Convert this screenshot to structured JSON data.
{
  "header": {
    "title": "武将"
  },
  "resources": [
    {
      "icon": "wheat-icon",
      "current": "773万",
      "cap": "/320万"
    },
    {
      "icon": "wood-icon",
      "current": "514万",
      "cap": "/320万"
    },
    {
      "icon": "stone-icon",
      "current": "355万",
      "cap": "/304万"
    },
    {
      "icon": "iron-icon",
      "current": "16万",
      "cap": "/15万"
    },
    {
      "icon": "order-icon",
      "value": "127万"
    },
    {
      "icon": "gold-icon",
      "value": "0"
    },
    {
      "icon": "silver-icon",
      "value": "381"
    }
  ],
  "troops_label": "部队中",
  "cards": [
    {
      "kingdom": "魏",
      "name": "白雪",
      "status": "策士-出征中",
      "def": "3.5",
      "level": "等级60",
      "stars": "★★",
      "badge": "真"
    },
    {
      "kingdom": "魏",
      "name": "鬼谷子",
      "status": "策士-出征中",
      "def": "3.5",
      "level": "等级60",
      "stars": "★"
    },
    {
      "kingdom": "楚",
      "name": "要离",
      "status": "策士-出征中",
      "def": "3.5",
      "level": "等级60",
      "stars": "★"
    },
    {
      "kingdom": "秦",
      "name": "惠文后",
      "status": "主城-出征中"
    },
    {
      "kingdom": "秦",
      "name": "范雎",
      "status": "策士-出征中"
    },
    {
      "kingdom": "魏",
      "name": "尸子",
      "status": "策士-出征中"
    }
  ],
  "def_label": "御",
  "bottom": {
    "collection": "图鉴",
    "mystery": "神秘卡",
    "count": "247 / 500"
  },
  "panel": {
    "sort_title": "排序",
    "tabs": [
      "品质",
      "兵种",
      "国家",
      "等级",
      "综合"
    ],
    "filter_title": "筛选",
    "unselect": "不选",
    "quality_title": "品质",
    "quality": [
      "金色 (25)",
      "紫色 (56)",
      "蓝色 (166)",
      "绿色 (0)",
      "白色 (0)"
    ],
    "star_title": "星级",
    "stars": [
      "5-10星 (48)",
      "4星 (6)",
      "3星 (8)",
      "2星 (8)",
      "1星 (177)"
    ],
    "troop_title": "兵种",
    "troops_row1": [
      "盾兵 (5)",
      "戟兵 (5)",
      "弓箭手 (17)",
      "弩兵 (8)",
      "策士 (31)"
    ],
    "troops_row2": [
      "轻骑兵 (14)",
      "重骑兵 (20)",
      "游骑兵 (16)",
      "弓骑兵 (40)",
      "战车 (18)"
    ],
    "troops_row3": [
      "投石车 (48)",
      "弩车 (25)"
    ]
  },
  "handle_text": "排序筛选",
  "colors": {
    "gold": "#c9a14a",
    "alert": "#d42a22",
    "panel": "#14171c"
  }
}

# Task to complete
Word for word, write out the data.

# Task answer
Convert this screenshot to structured JSON data.
{
  "header": {
    "title": "武将"
  },
  "resources": [
    {
      "icon": "wheat-icon",
      "current": "773万",
      "cap": "/320万"
    },
    {
      "icon": "wood-icon",
      "current": "514万",
      "cap": "/320万"
    },
    {
      "icon": "stone-icon",
      "current": "355万",
      "cap": "/304万"
    },
    {
      "icon": "iron-icon",
      "current": "16万",
      "cap": "/15万"
    },
    {
      "icon": "order-icon",
      "value": "127万"
    },
    {
      "icon": "gold-icon",
      "value": "0"
    },
    {
      "icon": "silver-icon",
      "value": "381"
    }
  ],
  "troops_label": "部队中",
  "cards": [
    {
      "kingdom": "魏",
      "name": "白雪",
      "status": "策士-出征中",
      "def": "3.5",
      "level": "等级60",
      "stars": "★★",
      "badge": "真"
    },
    {
      "kingdom": "魏",
      "name": "鬼谷子",
      "status": "策士-出征中",
      "def": "3.5",
      "level": "等级60",
      "stars": "★"
    },
    {
      "kingdom": "楚",
      "name": "要离",
      "status": "策士-出征中",
      "def": "3.5",
      "level": "等级60",
      "stars": "★"
    },
    {
      "kingdom": "秦",
      "name": "惠文后",
      "status": "主城-出征中"
    },
    {
      "kingdom": "秦",
      "name": "范雎",
      "status": "策士-出征中"
    },
    {
      "kingdom": "魏",
      "name": "尸子",
      "status": "策士-出征中"
    }
  ],
  "def_label": "御",
  "bottom": {
    "collection": "图鉴",
    "mystery": "神秘卡",
    "count": "247 / 500"
  },
  "panel": {
    "sort_title": "排序",
    "tabs": [
      "品质",
      "兵种",
      "国家",
      "等级",
      "综合"
    ],
    "filter_title": "筛选",
    "unselect": "不选",
    "quality_title": "品质",
    "quality": [
      "金色 (25)",
      "紫色 (56)",
      "蓝色 (166)",
      "绿色 (0)",
      "白色 (0)"
    ],
    "star_title": "星级",
    "stars": [
      "5-10星 (48)",
      "4星 (6)",
      "3星 (8)",
      "2星 (8)",
      "1星 (177)"
    ],
    "troop_title": "兵种",
    "troops_row1": [
      "盾兵 (5)",
      "戟兵 (5)",
      "弓箭手 (17)",
      "弩兵 (8)",
      "策士 (31)"
    ],
    "troops_row2": [
      "轻骑兵 (14)",
      "重骑兵 (20)",
      "游骑兵 (16)",
      "弓骑兵 (40)",
      "战车 (18)"
    ],
    "troops_row3": [
      "投石车 (48)",
      "弩车 (25)"
    ]
  },
  "handle_text": "排序筛选",
  "colors": {
    "gold": "#c9a14a",
    "alert": "#d42a22",
    "panel": "#14171c"
  }
}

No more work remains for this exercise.